──────── Data for processing ────────

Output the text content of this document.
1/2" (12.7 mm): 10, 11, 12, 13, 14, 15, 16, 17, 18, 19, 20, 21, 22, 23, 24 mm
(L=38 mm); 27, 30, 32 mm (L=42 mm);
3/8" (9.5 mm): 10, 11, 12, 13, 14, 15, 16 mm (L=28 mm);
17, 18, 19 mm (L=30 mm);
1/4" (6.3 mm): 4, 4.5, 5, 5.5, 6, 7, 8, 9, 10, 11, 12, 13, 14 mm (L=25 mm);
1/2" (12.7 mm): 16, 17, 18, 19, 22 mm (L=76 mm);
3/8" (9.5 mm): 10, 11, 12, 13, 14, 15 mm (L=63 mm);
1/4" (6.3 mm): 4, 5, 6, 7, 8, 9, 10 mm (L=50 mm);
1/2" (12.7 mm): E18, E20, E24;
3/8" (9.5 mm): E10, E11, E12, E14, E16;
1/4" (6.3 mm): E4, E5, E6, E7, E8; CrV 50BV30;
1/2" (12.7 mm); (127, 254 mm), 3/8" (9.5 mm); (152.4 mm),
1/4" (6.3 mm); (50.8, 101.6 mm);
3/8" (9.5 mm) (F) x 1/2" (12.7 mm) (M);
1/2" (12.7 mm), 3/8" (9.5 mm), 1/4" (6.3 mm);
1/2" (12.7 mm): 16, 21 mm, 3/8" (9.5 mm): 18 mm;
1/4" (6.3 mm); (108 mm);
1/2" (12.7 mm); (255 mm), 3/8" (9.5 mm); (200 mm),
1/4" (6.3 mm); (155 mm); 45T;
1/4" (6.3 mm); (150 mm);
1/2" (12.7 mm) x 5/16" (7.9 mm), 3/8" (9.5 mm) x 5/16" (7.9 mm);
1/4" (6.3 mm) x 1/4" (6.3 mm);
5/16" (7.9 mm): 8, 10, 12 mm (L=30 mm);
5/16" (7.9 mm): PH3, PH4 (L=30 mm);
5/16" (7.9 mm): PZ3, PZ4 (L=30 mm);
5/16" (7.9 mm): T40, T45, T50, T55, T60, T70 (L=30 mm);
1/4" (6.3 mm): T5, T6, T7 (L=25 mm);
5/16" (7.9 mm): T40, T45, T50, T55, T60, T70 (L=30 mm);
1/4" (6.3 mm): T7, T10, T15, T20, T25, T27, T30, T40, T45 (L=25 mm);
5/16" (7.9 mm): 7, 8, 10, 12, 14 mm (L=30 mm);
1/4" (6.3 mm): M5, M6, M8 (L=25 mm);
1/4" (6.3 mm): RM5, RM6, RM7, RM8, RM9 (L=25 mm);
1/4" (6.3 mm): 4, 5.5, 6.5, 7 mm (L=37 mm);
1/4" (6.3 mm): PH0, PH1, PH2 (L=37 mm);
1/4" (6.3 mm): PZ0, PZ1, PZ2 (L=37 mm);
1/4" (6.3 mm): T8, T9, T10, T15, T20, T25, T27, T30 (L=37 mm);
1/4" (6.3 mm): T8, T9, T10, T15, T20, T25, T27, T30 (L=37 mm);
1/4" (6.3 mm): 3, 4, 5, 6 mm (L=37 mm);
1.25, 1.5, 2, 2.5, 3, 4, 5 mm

────────

_Requirements_
Retype the listing. Match it exactly.

_Written answer_
Output the text content of this document.
1/2" (12.7 mm): 10, 11, 12, 13, 14, 15, 16, 17, 18, 19, 20, 21, 22, 23, 24 mm
(L=38 mm); 27, 30, 32 mm (L=42 mm);
3/8" (9.5 mm): 10, 11, 12, 13, 14, 15, 16 mm (L=28 mm);
17, 18, 19 mm (L=30 mm);
1/4" (6.3 mm): 4, 4.5, 5, 5.5, 6, 7, 8, 9, 10, 11, 12, 13, 14 mm (L=25 mm);
1/2" (12.7 mm): 16, 17, 18, 19, 22 mm (L=76 mm);
3/8" (9.5 mm): 10, 11, 12, 13, 14, 15 mm (L=63 mm);
1/4" (6.3 mm): 4, 5, 6, 7, 8, 9, 10 mm (L=50 mm);
1/2" (12.7 mm): E18, E20, E24;
3/8" (9.5 mm): E10, E11, E12, E14, E16;
1/4" (6.3 mm): E4, E5, E6, E7, E8; CrV 50BV30;
1/2" (12.7 mm); (127, 254 mm), 3/8" (9.5 mm); (152.4 mm),
1/4" (6.3 mm); (50.8, 101.6 mm);
3/8" (9.5 mm) (F) x 1/2" (12.7 mm) (M);
1/2" (12.7 mm), 3/8" (9.5 mm), 1/4" (6.3 mm);
1/2" (12.7 mm): 16, 21 mm, 3/8" (9.5 mm): 18 mm;
1/4" (6.3 mm); (108 mm);
1/2" (12.7 mm); (255 mm), 3/8" (9.5 mm); (200 mm),
1/4" (6.3 mm); (155 mm); 45T;
1/4" (6.3 mm); (150 mm);
1/2" (12.7 mm) x 5/16" (7.9 mm), 3/8" (9.5 mm) x 5/16" (7.9 mm);
1/4" (6.3 mm) x 1/4" (6.3 mm);
5/16" (7.9 mm): 8, 10, 12 mm (L=30 mm);
5/16" (7.9 mm): PH3, PH4 (L=30 mm);
5/16" (7.9 mm): PZ3, PZ4 (L=30 mm);
5/16" (7.9 mm): T40, T45, T50, T55, T60, T70 (L=30 mm);
1/4" (6.3 mm): T5, T6, T7 (L=25 mm);
5/16" (7.9 mm): T40, T45, T50, T55, T60, T70 (L=30 mm);
1/4" (6.3 mm): T7, T10, T15, T20, T25, T27, T30, T40, T45 (L=25 mm);
5/16" (7.9 mm): 7, 8, 10, 12, 14 mm (L=30 mm);
1/4" (6.3 mm): M5, M6, M8 (L=25 mm);
1/4" (6.3 mm): RM5, RM6, RM7, RM8, RM9 (L=25 mm);
1/4" (6.3 mm): 4, 5.5, 6.5, 7 mm (L=37 mm);
1/4" (6.3 mm): PH0, PH1, PH2 (L=37 mm);
1/4" (6.3 mm): PZ0, PZ1, PZ2 (L=37 mm);
1/4" (6.3 mm): T8, T9, T10, T15, T20, T25, T27, T30 (L=37 mm);
1/4" (6.3 mm): T8, T9, T10, T15, T20, T25, T27, T30 (L=37 mm);
1/4" (6.3 mm): 3, 4, 5, 6 mm (L=37 mm);
1.25, 1.5, 2, 2.5, 3, 4, 5 mm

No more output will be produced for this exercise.